EXERCISE TASK -> For each line in the data below that holds "nhận", return a copy.

ENTRIES SHOWN ->

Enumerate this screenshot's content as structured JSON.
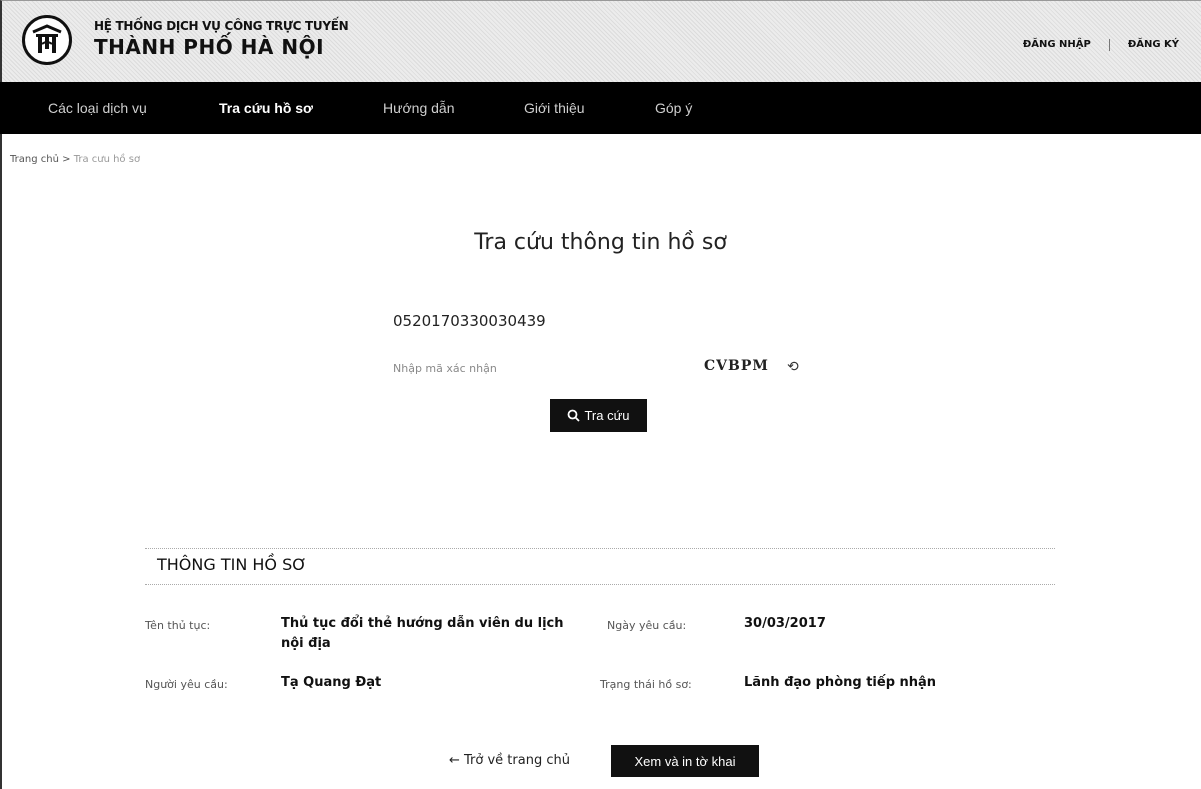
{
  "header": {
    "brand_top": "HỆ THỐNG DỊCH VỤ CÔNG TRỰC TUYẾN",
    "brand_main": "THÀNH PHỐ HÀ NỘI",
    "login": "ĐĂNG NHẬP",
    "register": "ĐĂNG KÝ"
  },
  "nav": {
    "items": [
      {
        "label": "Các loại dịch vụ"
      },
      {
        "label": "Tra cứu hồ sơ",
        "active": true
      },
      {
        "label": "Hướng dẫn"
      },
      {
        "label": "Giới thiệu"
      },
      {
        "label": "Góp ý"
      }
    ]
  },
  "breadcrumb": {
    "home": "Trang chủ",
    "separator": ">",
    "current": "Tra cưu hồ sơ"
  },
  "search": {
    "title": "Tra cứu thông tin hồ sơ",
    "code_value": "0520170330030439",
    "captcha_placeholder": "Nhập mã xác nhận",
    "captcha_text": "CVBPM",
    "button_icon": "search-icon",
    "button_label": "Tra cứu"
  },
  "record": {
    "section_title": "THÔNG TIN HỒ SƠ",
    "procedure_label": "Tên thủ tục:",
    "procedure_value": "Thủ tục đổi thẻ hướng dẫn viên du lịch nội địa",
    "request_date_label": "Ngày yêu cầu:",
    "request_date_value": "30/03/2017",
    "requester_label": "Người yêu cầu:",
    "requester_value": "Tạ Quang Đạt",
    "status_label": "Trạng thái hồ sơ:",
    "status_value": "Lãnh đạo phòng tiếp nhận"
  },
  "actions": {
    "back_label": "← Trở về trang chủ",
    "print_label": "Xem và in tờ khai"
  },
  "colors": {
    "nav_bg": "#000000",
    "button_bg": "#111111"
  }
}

RESULT FOR THIS TASK ->
    "captcha_placeholder": "Nhập mã xác nhận",
    "status_value": "Lãnh đạo phòng tiếp nhận"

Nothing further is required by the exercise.